▶ **Aim 1**
Reproduce the entire passage on organization virtual datacenters and vApp networks exactly, line for line.

▶ **Passage shown**
*-*-*
Figure 12.32 depicts a scenario with web, application, and database servers in a three-tier vApp. The web server needs to be publicly accessible. The web server can be given multiple virtual interfaces to connect to an organization network while the other interfaces communicate on an isolated network. The web server VM will acquire IP addresses from both networks.

Figure 12.32 Isolated vApp networks allow vApps to communicate only with each other without connecting to an organization network. A VM can be given multiple NIC interfaces that can be connected to any type of organization network.

12.32

Designing Organization Virtual Datacenters

The last piece of the puzzle is defining the Org vDC. It brings all the earlier parts of this chapter into context:

  • A single organization (tenant) can have multiple Org vDCs.
  • An Org vDC allocates resources from a single Provider vDC in different allocation models.
  • Multiple Org vDCs can consume resources from a single Provider vDC.
  • Network pools provide network resources for Org vDCs to consume.

Designing Org vDCs depends on the resources required by the tenant. If you have multiple types of Provider vDCs, and the tenant needs access to each type of resource, then you must create an Org vDC for every type of Provider vDC. In most cases, the Provider vDCs can use multiple types of storage defined by storage profiles. Therefore, when designing Org vDCs, you need to know how many tenants are subscribed to a single Provider vDC.

For instance, if you have a single large Provider vDC and 20 tenants, then all Org vDCs must consume resources from the same Provider vDC. Here, you can easily predict when resources would be consumed and when they reach a limit. If you had 3 Provider vDCs, you wouldn't want all 20 tenants consuming a single Provider vDC. Therefore, you need to determine the amount and type of resources a tenant will need in an Org vDC and map them to a Provider vDC with appropriate resources.
*-*-*
▶ **Aim 2**
Write out these lines from the records exactly. Begin at the line that contains "List all visible" and stop after the line that contains "header: Bai du 百度 百度一下 bbox=[0, 0, 784, 48]".

▶ **Provided records**
*-*-*
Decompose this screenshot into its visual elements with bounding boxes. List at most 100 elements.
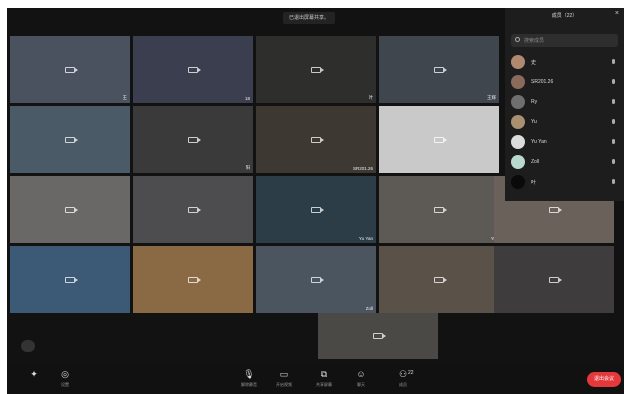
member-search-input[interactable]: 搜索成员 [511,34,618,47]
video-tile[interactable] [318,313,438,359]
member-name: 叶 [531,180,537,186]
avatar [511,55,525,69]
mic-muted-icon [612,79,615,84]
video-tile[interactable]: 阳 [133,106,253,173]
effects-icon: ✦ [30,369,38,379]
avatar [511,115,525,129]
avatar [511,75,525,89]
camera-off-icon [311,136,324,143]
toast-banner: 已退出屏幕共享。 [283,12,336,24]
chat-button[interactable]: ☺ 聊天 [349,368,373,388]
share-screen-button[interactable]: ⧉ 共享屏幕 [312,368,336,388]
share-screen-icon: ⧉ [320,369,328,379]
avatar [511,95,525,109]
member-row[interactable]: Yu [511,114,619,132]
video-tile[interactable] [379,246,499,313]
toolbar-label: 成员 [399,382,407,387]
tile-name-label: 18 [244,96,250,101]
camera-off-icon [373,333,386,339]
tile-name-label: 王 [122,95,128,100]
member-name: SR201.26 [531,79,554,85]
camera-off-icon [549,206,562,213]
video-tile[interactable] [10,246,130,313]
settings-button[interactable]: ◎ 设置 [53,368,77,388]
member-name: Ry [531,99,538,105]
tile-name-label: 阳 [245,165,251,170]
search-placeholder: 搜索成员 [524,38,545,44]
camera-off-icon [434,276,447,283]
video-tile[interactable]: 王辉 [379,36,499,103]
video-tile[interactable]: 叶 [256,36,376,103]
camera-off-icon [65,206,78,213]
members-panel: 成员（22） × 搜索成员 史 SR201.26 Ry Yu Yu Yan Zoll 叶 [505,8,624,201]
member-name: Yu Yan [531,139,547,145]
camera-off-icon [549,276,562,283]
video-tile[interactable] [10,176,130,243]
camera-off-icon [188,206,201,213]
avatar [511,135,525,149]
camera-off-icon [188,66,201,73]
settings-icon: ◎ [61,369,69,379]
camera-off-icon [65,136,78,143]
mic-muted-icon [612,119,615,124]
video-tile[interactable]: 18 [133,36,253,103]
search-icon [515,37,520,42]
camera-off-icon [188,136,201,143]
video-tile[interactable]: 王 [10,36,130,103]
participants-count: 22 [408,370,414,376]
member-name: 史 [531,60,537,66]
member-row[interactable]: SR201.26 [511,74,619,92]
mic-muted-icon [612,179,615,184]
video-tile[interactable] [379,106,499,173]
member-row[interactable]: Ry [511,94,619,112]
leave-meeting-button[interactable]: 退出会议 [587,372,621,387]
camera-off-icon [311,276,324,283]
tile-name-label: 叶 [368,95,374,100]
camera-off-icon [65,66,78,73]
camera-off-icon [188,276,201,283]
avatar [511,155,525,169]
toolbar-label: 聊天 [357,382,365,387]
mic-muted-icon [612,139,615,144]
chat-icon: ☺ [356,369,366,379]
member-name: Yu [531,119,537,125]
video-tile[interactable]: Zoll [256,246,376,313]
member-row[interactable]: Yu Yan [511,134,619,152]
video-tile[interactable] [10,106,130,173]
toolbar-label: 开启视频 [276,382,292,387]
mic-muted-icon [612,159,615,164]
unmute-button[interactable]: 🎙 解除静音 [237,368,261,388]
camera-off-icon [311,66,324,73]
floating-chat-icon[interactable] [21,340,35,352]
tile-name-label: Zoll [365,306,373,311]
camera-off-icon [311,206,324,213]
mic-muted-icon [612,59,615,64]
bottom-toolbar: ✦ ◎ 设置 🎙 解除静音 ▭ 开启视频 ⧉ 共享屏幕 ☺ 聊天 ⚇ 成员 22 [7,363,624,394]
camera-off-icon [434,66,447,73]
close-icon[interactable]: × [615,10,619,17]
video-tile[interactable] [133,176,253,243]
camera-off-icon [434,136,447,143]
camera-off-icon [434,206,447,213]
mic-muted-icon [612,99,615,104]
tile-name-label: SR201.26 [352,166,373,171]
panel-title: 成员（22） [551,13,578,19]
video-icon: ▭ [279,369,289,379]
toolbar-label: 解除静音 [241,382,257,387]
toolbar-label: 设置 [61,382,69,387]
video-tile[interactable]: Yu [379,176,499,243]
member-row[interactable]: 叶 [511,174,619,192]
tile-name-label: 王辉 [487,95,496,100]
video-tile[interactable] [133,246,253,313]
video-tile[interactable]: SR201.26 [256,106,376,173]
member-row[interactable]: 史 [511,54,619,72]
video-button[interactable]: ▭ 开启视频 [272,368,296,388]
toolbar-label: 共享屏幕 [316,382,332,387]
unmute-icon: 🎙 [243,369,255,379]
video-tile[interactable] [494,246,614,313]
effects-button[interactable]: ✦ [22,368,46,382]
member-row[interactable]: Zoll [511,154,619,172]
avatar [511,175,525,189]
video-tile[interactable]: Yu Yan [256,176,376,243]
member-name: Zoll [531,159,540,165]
*-*-*
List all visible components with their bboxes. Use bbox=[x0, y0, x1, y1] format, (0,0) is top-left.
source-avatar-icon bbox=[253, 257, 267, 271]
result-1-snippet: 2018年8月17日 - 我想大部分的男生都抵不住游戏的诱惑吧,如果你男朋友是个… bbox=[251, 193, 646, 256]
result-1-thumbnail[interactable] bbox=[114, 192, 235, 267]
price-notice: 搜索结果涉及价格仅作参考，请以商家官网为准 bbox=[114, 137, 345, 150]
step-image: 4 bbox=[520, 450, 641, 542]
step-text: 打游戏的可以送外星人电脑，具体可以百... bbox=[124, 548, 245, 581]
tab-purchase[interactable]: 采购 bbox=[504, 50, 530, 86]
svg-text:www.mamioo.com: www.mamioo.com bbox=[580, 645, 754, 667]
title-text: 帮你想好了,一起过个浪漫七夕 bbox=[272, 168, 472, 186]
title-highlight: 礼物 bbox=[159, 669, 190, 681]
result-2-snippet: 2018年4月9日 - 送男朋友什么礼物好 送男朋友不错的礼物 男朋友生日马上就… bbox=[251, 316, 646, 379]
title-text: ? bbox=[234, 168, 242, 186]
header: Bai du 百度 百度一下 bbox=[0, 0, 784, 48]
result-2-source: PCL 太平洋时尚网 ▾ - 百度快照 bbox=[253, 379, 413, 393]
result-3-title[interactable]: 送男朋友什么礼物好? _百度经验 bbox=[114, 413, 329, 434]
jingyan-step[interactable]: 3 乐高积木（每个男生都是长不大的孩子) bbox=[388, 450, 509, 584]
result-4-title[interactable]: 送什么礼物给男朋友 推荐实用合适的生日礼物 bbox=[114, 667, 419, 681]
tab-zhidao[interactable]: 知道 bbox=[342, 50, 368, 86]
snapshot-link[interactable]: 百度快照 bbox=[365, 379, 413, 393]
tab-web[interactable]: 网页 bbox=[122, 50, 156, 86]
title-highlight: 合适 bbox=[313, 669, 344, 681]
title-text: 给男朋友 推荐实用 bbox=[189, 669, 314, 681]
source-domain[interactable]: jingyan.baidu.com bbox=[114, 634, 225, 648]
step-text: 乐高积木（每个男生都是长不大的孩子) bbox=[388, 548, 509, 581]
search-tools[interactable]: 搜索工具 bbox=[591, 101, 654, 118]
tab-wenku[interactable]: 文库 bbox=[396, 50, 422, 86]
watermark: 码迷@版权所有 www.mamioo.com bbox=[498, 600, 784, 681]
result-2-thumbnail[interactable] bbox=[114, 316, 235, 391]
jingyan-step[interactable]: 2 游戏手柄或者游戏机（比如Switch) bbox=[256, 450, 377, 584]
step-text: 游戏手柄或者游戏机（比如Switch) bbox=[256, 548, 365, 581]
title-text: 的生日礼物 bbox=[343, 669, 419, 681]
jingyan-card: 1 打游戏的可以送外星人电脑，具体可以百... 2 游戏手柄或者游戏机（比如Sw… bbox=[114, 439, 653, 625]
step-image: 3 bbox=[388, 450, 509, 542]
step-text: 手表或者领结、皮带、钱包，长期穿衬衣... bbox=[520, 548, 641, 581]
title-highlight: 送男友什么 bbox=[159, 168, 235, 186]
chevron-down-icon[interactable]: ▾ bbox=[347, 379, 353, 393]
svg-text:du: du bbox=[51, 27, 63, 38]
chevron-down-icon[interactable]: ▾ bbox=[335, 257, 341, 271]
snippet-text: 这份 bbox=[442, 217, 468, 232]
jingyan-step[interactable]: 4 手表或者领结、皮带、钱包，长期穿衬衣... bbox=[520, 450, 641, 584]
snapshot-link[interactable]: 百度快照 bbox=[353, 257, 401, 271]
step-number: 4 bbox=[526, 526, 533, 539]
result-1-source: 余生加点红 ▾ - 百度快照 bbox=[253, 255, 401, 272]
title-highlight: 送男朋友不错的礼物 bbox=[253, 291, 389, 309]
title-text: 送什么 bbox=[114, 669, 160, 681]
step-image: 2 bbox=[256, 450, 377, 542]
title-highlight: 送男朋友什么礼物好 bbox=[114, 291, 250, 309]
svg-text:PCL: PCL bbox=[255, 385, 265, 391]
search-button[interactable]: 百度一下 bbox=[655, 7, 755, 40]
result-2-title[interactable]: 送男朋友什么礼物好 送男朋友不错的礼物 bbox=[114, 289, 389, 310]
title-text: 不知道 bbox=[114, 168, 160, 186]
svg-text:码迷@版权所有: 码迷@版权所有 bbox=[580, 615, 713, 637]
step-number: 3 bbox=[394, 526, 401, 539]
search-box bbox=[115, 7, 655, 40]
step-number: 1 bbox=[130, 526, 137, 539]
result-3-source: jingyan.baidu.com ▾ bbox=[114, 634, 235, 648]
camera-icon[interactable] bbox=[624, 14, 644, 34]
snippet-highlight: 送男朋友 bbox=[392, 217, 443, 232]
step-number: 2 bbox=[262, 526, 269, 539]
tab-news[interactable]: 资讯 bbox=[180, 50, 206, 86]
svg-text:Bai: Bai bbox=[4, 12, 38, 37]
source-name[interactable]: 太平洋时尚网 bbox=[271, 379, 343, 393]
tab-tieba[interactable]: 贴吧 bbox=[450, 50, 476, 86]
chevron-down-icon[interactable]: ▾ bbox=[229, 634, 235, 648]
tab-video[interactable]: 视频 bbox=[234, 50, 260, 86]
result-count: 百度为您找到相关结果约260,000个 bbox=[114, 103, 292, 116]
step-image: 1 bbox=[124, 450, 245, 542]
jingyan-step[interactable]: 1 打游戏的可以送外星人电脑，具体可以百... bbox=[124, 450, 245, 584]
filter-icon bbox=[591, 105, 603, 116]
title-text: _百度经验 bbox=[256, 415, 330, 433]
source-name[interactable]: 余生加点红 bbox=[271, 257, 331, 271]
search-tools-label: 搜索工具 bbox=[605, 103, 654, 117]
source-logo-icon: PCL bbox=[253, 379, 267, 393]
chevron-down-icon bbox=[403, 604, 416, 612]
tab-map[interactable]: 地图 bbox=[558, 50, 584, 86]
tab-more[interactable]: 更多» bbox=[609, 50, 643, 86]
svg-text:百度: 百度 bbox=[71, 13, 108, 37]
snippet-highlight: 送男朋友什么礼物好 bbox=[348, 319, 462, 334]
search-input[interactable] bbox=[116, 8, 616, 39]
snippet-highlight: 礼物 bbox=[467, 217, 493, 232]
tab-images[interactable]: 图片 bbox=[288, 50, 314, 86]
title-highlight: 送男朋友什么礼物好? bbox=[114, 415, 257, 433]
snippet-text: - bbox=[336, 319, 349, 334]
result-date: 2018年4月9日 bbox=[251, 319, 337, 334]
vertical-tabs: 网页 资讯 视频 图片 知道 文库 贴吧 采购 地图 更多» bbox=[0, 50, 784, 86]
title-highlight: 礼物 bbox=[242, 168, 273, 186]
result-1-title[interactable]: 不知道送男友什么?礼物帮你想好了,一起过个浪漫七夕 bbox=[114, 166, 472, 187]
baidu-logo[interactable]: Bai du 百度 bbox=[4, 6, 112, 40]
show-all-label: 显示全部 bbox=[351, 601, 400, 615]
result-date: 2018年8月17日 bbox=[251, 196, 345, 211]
*-*-*
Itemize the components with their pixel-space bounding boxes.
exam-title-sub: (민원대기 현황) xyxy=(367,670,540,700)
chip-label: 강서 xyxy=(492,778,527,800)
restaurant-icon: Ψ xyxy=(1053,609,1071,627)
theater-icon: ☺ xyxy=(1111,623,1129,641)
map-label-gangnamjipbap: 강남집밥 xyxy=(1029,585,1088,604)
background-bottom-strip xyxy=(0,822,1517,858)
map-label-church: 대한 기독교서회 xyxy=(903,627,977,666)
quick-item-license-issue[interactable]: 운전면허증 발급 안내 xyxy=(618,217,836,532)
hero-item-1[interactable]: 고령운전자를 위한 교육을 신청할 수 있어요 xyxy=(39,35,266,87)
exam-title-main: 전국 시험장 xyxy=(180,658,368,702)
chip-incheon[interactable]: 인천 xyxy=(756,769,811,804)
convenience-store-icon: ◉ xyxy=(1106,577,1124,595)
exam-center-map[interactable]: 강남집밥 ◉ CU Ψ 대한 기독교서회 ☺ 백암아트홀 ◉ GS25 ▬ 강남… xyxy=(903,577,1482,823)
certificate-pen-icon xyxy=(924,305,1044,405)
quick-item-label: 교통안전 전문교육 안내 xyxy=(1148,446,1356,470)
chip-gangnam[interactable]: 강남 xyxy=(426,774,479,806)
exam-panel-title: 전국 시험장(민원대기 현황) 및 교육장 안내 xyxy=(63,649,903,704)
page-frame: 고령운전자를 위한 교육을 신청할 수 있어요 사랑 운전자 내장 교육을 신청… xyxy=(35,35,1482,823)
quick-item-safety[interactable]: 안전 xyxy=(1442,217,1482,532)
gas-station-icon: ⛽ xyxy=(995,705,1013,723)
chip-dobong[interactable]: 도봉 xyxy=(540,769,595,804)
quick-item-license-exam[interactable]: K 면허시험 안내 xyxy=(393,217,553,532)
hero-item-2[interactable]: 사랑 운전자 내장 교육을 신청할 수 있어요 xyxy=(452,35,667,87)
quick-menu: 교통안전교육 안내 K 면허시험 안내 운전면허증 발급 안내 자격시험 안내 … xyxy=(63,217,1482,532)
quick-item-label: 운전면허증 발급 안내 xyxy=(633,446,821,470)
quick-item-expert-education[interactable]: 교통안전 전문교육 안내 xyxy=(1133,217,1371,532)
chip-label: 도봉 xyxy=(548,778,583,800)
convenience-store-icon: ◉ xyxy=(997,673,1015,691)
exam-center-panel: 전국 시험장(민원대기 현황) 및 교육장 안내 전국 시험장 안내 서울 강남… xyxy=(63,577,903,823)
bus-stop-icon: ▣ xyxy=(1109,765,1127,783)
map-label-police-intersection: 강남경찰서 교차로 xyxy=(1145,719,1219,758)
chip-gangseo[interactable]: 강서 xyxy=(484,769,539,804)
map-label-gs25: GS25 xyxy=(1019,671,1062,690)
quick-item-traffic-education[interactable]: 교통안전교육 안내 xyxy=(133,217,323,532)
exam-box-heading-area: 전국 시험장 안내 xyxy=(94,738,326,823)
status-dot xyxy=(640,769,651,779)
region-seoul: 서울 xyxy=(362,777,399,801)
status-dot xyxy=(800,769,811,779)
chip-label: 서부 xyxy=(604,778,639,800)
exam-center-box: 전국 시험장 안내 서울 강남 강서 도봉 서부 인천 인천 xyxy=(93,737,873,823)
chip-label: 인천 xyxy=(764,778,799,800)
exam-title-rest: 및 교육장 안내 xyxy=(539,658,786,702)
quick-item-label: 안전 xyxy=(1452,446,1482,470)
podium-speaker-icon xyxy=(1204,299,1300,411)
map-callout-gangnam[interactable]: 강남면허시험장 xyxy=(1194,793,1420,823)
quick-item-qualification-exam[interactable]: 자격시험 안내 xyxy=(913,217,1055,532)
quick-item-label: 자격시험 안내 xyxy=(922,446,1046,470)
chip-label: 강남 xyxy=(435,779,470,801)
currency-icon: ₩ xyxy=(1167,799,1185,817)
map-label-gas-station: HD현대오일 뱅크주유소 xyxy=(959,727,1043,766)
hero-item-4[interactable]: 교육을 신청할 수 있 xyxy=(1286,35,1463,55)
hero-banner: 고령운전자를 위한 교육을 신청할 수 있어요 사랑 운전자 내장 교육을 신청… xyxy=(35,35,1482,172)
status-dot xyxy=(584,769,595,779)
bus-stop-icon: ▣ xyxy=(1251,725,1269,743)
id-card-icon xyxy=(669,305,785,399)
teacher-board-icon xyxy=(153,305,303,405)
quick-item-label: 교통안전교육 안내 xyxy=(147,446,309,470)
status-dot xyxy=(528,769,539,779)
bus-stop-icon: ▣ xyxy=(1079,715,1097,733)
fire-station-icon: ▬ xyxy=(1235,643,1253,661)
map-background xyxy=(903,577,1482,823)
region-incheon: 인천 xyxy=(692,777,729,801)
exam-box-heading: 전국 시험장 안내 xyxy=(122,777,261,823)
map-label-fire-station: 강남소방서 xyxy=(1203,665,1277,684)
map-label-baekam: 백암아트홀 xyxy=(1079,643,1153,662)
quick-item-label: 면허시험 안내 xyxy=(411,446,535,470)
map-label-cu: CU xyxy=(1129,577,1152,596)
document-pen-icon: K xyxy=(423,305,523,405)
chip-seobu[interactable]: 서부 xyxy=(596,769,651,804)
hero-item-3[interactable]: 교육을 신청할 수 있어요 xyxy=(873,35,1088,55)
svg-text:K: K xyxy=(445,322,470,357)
*-*-*
▶ **Reply 1**
Figure 12.32 depicts a scenario with web, application, and database servers in a three-tier vApp. The web server needs to be publicly accessible. The web server can be given multiple virtual interfaces to connect to an organization network while the other interfaces communicate on an isolated network. The web server VM will acquire IP addresses from both networks.

Figure 12.32 Isolated vApp networks allow vApps to communicate only with each other without connecting to an organization network. A VM can be given multiple NIC interfaces that can be connected to any type of organization network.

12.32

Designing Organization Virtual Datacenters

The last piece of the puzzle is defining the Org vDC. It brings all the earlier parts of this chapter into context:

  • A single organization (tenant) can have multiple Org vDCs.
  • An Org vDC allocates resources from a single Provider vDC in different allocation models.
  • Multiple Org vDCs can consume resources from a single Provider vDC.
  • Network pools provide network resources for Org vDCs to consume.

Designing Org vDCs depends on the resources required by the tenant. If you have multiple types of Provider vDCs, and the tenant needs access to each type of resource, then you must create an Org vDC for every type of Provider vDC. In most cases, the Provider vDCs can use multiple types of storage defined by storage profiles. Therefore, when designing Org vDCs, you need to know how many tenants are subscribed to a single Provider vDC.

For instance, if you have a single large Provider vDC and 20 tenants, then all Org vDCs must consume resources from the same Provider vDC. Here, you can easily predict when resources would be consumed and when they reach a limit. If you had 3 Provider vDCs, you wouldn't want all 20 tenants consuming a single Provider vDC. Therefore, you need to determine the amount and type of resources a tenant will need in an Org vDC and map them to a Provider vDC with appropriate resources.

▶ **Reply 2**
List all visible components with their bboxes. Use bbox=[x0, y0, x1, y1] format, (0,0) is top-left.
source-avatar-icon bbox=[253, 257, 267, 271]
result-1-snippet: 2018年8月17日 - 我想大部分的男生都抵不住游戏的诱惑吧,如果你男朋友是个… bbox=[251, 193, 646, 256]
result-1-thumbnail[interactable] bbox=[114, 192, 235, 267]
price-notice: 搜索结果涉及价格仅作参考，请以商家官网为准 bbox=[114, 137, 345, 150]
step-image: 4 bbox=[520, 450, 641, 542]
step-text: 打游戏的可以送外星人电脑，具体可以百... bbox=[124, 548, 245, 581]
tab-purchase[interactable]: 采购 bbox=[504, 50, 530, 86]
svg-text:www.mamioo.com: www.mamioo.com bbox=[580, 645, 754, 667]
title-text: 帮你想好了,一起过个浪漫七夕 bbox=[272, 168, 472, 186]
title-highlight: 礼物 bbox=[159, 669, 190, 681]
result-2-snippet: 2018年4月9日 - 送男朋友什么礼物好 送男朋友不错的礼物 男朋友生日马上就… bbox=[251, 316, 646, 379]
title-text: ? bbox=[234, 168, 242, 186]
header: Bai du 百度 百度一下 bbox=[0, 0, 784, 48]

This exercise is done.